= What is asked =
Exclude the pictures and retype the entries as written.

= Extracted data =
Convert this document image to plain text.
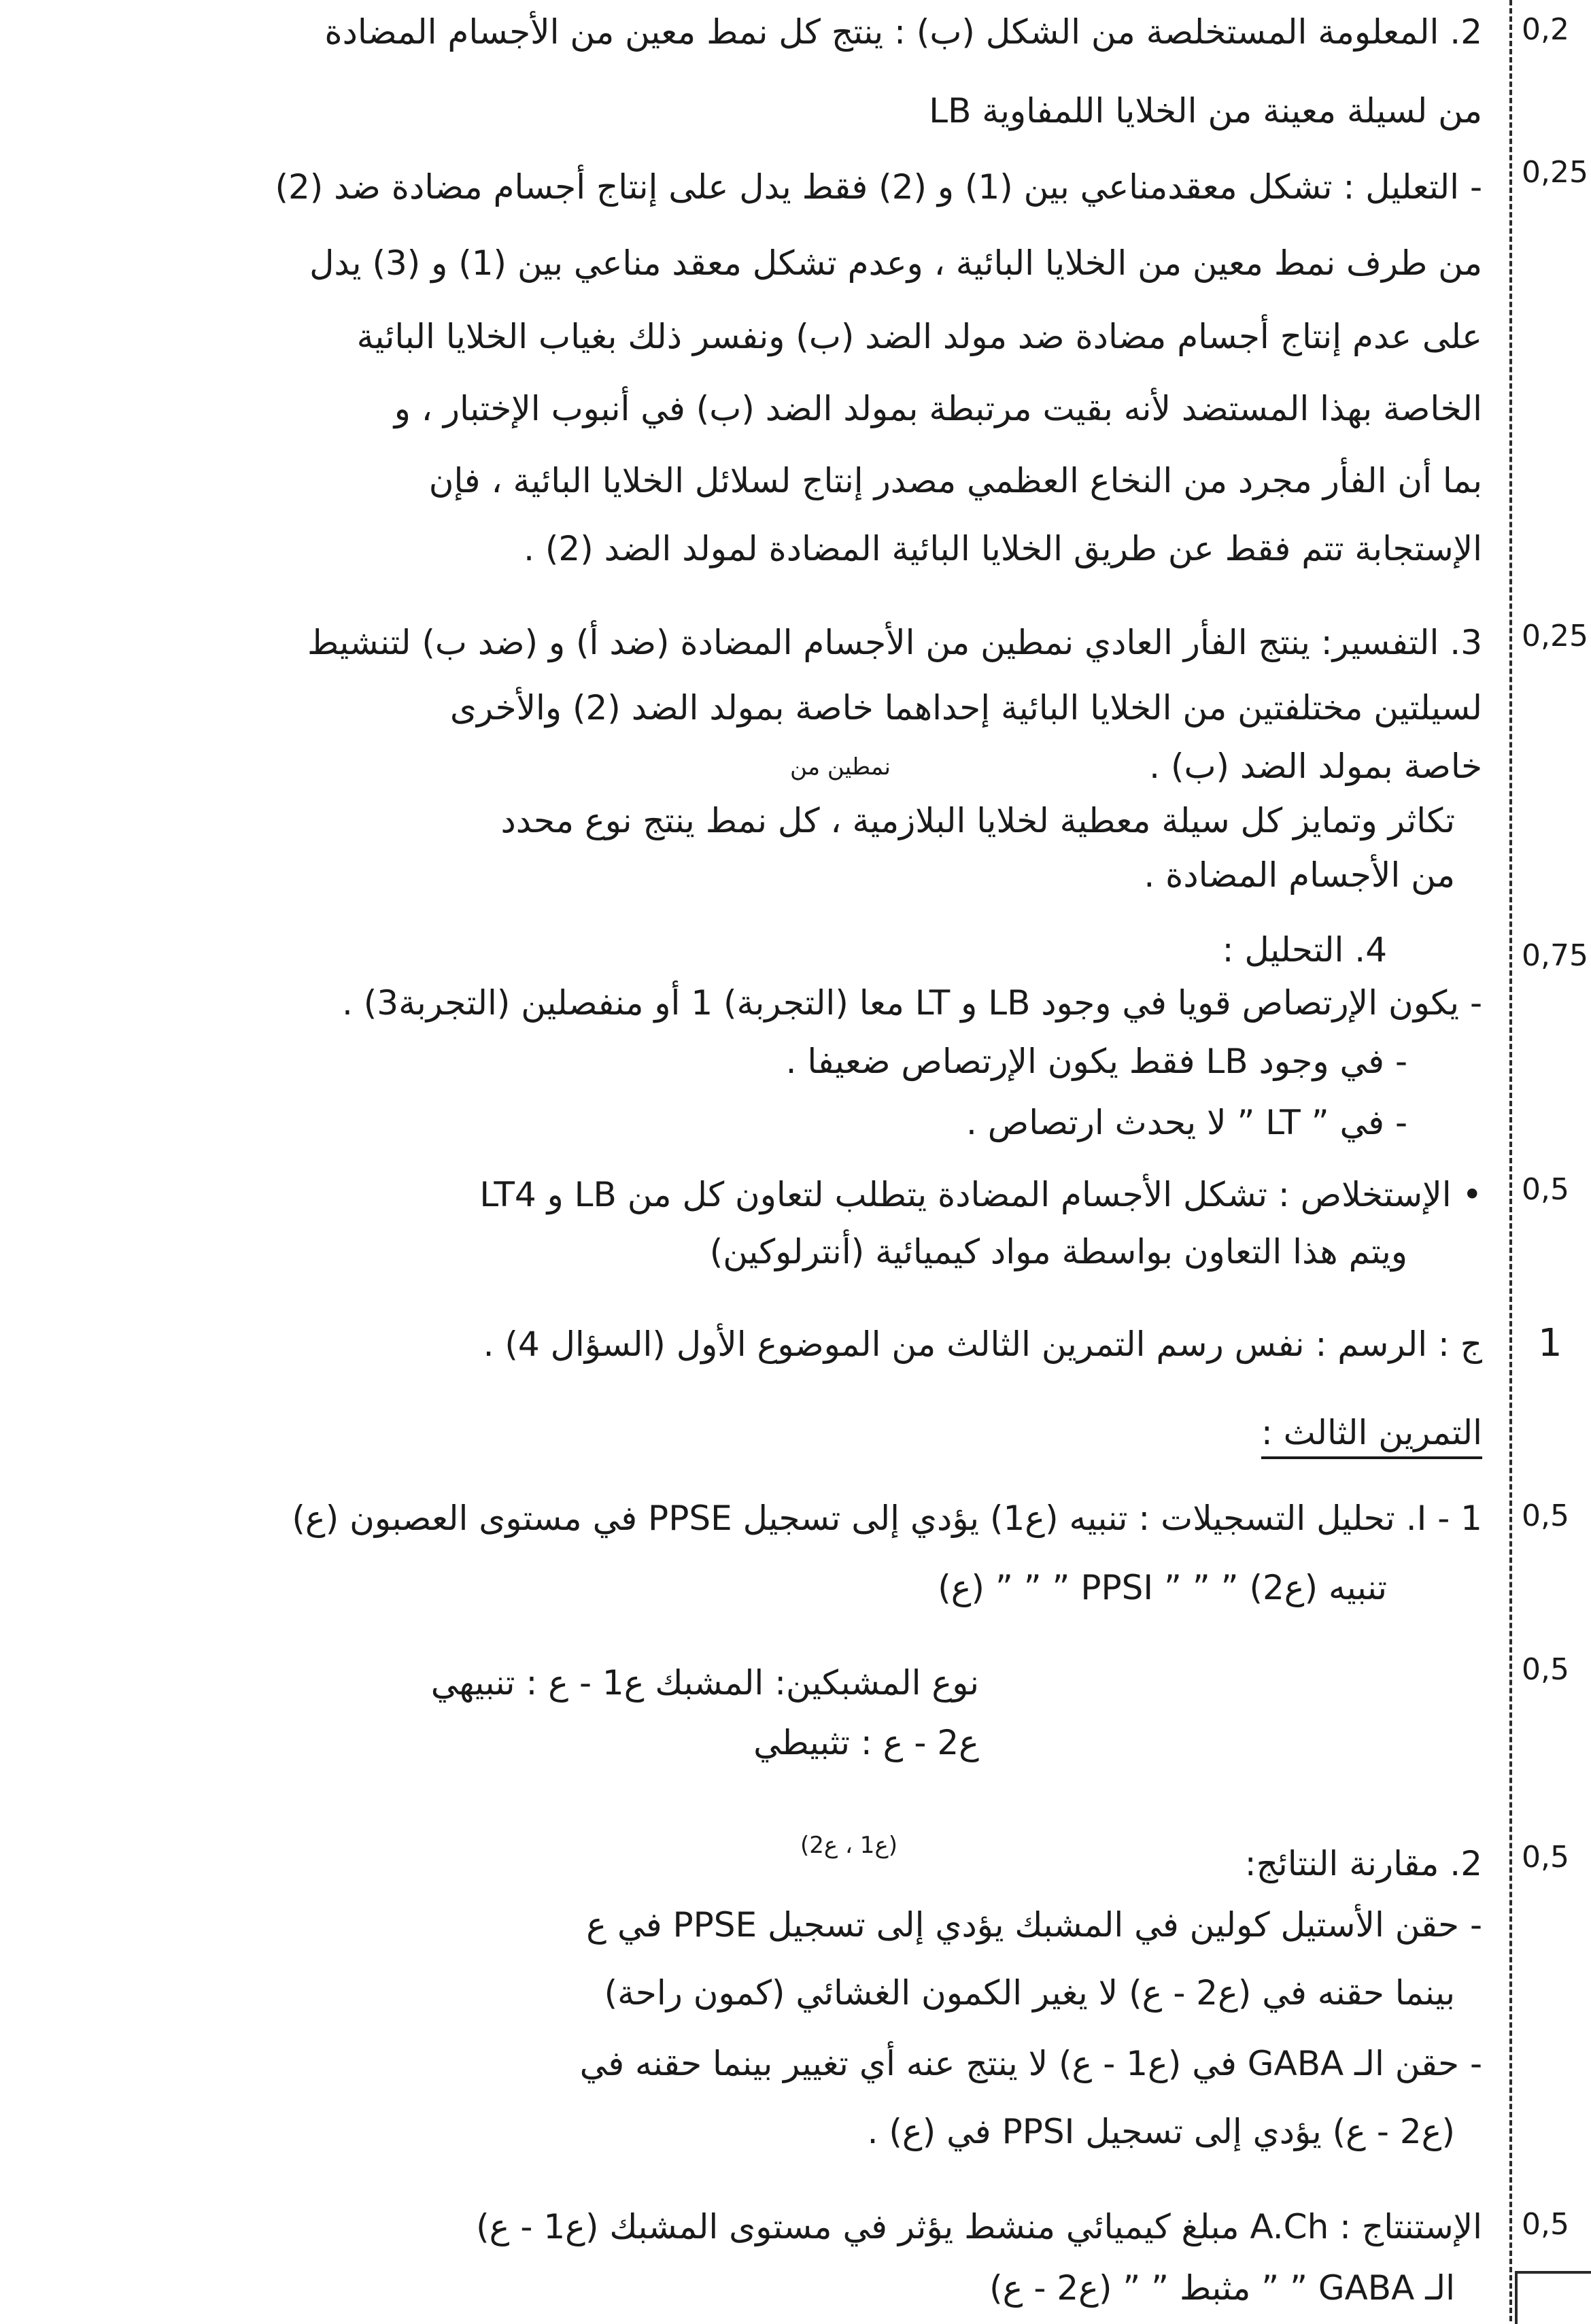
2. المعلومة المستخلصة من الشكل (ب) : ينتج كل نمط معين من الأجسام المضادة
من لسيلة معينة من الخلايا اللمفاوية LB
- التعليل : تشكل معقدمناعي بين (1) و (2) فقط يدل على إنتاج أجسام مضادة ضد (2)
من طرف نمط معين من الخلايا البائية ، وعدم تشكل معقد مناعي بين (1) و (3) يدل
على عدم إنتاج أجسام مضادة ضد مولد الضد (ب) ونفسر ذلك بغياب الخلايا البائية
الخاصة بهذا المستضد لأنه بقيت مرتبطة بمولد الضد (ب) في أنبوب الإختبار ، و
بما أن الفأر مجرد من النخاع العظمي مصدر إنتاج لسلائل الخلايا البائية ، فإن
الإستجابة تتم فقط عن طريق الخلايا البائية المضادة لمولد الضد (2) .
3. التفسير: ينتج الفأر العادي نمطين من الأجسام المضادة (ضد أ) و (ضد ب) لتنشيط
لسيلتين مختلفتين من الخلايا البائية إحداهما خاصة بمولد الضد (2) والأخرى
خاصة بمولد الضد (ب) .
نمطين من
تكاثر وتمايز كل سيلة معطية لخلايا البلازمية ، كل نمط ينتج نوع محدد
من الأجسام المضادة .
4. التحليل :
- يكون الإرتصاص قويا في وجود LB و LT معا (التجربة) 1 أو منفصلين (التجربة3) .
- في وجود LB فقط يكون الإرتصاص ضعيفا .
- في ” LT ” لا يحدث ارتصاص .
• الإستخلاص : تشكل الأجسام المضادة يتطلب لتعاون كل من LB و LT4
ويتم هذا التعاون بواسطة مواد كيميائية (أنترلوكين)
ج : الرسم : نفس رسم التمرين الثالث من الموضوع الأول (السؤال 4) .
التمرين الثالث :
I - 1. تحليل التسجيلات : تنبيه (ع1) يؤدي إلى تسجيل PPSE في مستوى العصبون (ع)
تنبيه (ع2) ” ” ” PPSI ” ” ” (ع)
نوع المشبكين: المشبك ع1 - ع : تنبيهي
ع2 - ع : تثبيطي
(ع1 ، ع2)	2. مقارنة النتائج:
- حقن الأستيل كولين في المشبك يؤدي إلى تسجيل PPSE في ع
بينما حقنه في (ع2 - ع) لا يغير الكمون الغشائي (كمون راحة)
- حقن الـ GABA في (ع1 - ع) لا ينتج عنه أي تغيير بينما حقنه في
(ع2 - ع) يؤدي إلى تسجيل PPSI في (ع) .
الإستنتاج : A.Ch مبلغ كيميائي منشط يؤثر في مستوى المشبك (ع1 - ع)
الـ GABA ” ” مثبط ” ” (ع2 - ع)
0,2
0,25
0,25
0,75
0,5
1
0,5
0,5
0,5
0,5
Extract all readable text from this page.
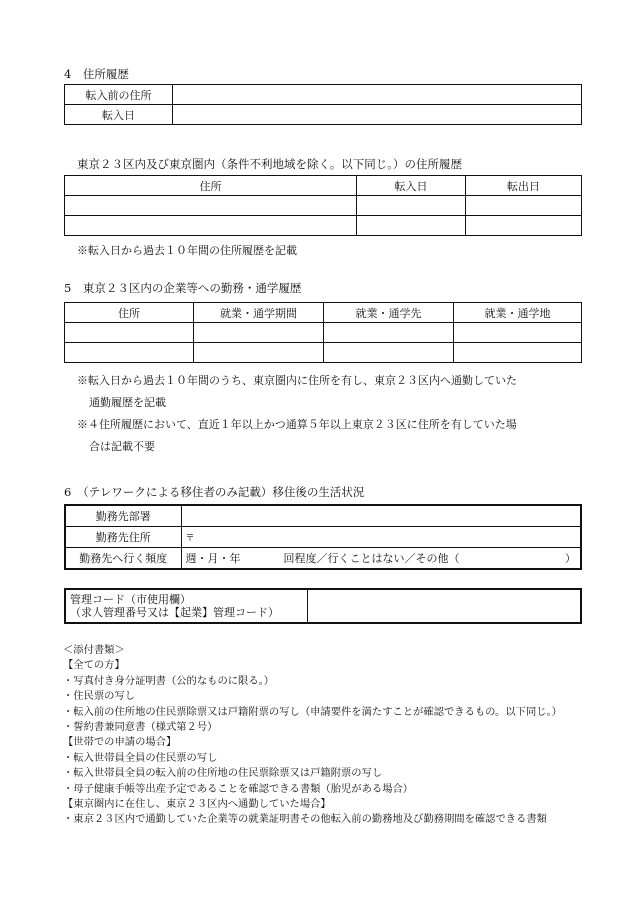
4　住所履歴
転入前の住所	
転入日	
東京２３区内及び東京圏内（条件不利地域を除く。以下同じ。）の住所履歴
住所	転入日	転出日

※転入日から過去１０年間の住所履歴を記載
5　東京２３区内の企業等への勤務・通学履歴
住所	就業・通学期間	就業・通学先	就業・通学地

※転入日から過去１０年間のうち、東京圏内に住所を有し、東京２３区内へ通勤していた
通勤履歴を記載
※４住所履歴において、直近１年以上かつ通算５年以上東京２３区に住所を有していた場
合は記載不要
6　（テレワークによる移住者のみ記載）移住後の生活状況
勤務先部署	
勤務先住所	〒
勤務先へ行く頻度	週・月・年 回程度／行くことはない／その他（ ）
管理コード（市使用欄）
（求人管理番号又は【起業】管理コード）

＜添付書類＞
【全ての方】
・写真付き身分証明書（公的なものに限る。）
・住民票の写し
・転入前の住所地の住民票除票又は戸籍附票の写し（申請要件を満たすことが確認できるもの。以下同じ。）
・誓約書兼同意書（様式第２号）
【世帯での申請の場合】
・転入世帯員全員の住民票の写し
・転入世帯員全員の転入前の住所地の住民票除票又は戸籍附票の写し
・母子健康手帳等出産予定であることを確認できる書類（胎児がある場合）
【東京圏内に在住し、東京２３区内へ通勤していた場合】
・東京２３区内で通勤していた企業等の就業証明書その他転入前の勤務地及び勤務期間を確認できる書類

= Expected answer =
Convert this document image to plain text.
2. المعلومة المستخلصة من الشكل (ب) : ينتج كل نمط معين من الأجسام المضادة
من لسيلة معينة من الخلايا اللمفاوية LB
- التعليل : تشكل معقدمناعي بين (1) و (2) فقط يدل على إنتاج أجسام مضادة ضد (2)
من طرف نمط معين من الخلايا البائية ، وعدم تشكل معقد مناعي بين (1) و (3) يدل
على عدم إنتاج أجسام مضادة ضد مولد الضد (ب) ونفسر ذلك بغياب الخلايا البائية
الخاصة بهذا المستضد لأنه بقيت مرتبطة بمولد الضد (ب) في أنبوب الإختبار ، و
بما أن الفأر مجرد من النخاع العظمي مصدر إنتاج لسلائل الخلايا البائية ، فإن
الإستجابة تتم فقط عن طريق الخلايا البائية المضادة لمولد الضد (2) .
3. التفسير: ينتج الفأر العادي نمطين من الأجسام المضادة (ضد أ) و (ضد ب) لتنشيط
لسيلتين مختلفتين من الخلايا البائية إحداهما خاصة بمولد الضد (2) والأخرى
خاصة بمولد الضد (ب) .
نمطين من
تكاثر وتمايز كل سيلة معطية لخلايا البلازمية ، كل نمط ينتج نوع محدد
من الأجسام المضادة .
4. التحليل :
- يكون الإرتصاص قويا في وجود LB و LT معا (التجربة) 1 أو منفصلين (التجربة3) .
- في وجود LB فقط يكون الإرتصاص ضعيفا .
- في ” LT ” لا يحدث ارتصاص .
• الإستخلاص : تشكل الأجسام المضادة يتطلب لتعاون كل من LB و LT4
ويتم هذا التعاون بواسطة مواد كيميائية (أنترلوكين)
ج : الرسم : نفس رسم التمرين الثالث من الموضوع الأول (السؤال 4) .
التمرين الثالث :
I - 1. تحليل التسجيلات : تنبيه (ع1) يؤدي إلى تسجيل PPSE في مستوى العصبون (ع)
تنبيه (ع2) ” ” ” PPSI ” ” ” (ع)
نوع المشبكين: المشبك ع1 - ع : تنبيهي
ع2 - ع : تثبيطي
(ع1 ، ع2)	2. مقارنة النتائج:
- حقن الأستيل كولين في المشبك يؤدي إلى تسجيل PPSE في ع
بينما حقنه في (ع2 - ع) لا يغير الكمون الغشائي (كمون راحة)
- حقن الـ GABA في (ع1 - ع) لا ينتج عنه أي تغيير بينما حقنه في
(ع2 - ع) يؤدي إلى تسجيل PPSI في (ع) .
الإستنتاج : A.Ch مبلغ كيميائي منشط يؤثر في مستوى المشبك (ع1 - ع)
الـ GABA ” ” مثبط ” ” (ع2 - ع)
0,2
0,25
0,25
0,75
0,5
1
0,5
0,5
0,5
0,5
Extract all readable text from this page.
4　住所履歴
転入前の住所	
転入日	
東京２３区内及び東京圏内（条件不利地域を除く。以下同じ。）の住所履歴
住所	転入日	転出日

※転入日から過去１０年間の住所履歴を記載
5　東京２３区内の企業等への勤務・通学履歴
住所	就業・通学期間	就業・通学先	就業・通学地

※転入日から過去１０年間のうち、東京圏内に住所を有し、東京２３区内へ通勤していた
通勤履歴を記載
※４住所履歴において、直近１年以上かつ通算５年以上東京２３区に住所を有していた場
合は記載不要
6　（テレワークによる移住者のみ記載）移住後の生活状況
勤務先部署	
勤務先住所	〒
勤務先へ行く頻度	週・月・年 回程度／行くことはない／その他（ ）
管理コード（市使用欄）
（求人管理番号又は【起業】管理コード）

＜添付書類＞
【全ての方】
・写真付き身分証明書（公的なものに限る。）
・住民票の写し
・転入前の住所地の住民票除票又は戸籍附票の写し（申請要件を満たすことが確認できるもの。以下同じ。）
・誓約書兼同意書（様式第２号）
【世帯での申請の場合】
・転入世帯員全員の住民票の写し
・転入世帯員全員の転入前の住所地の住民票除票又は戸籍附票の写し
・母子健康手帳等出産予定であることを確認できる書類（胎児がある場合）
【東京圏内に在住し、東京２３区内へ通勤していた場合】
・東京２３区内で通勤していた企業等の就業証明書その他転入前の勤務地及び勤務期間を確認できる書類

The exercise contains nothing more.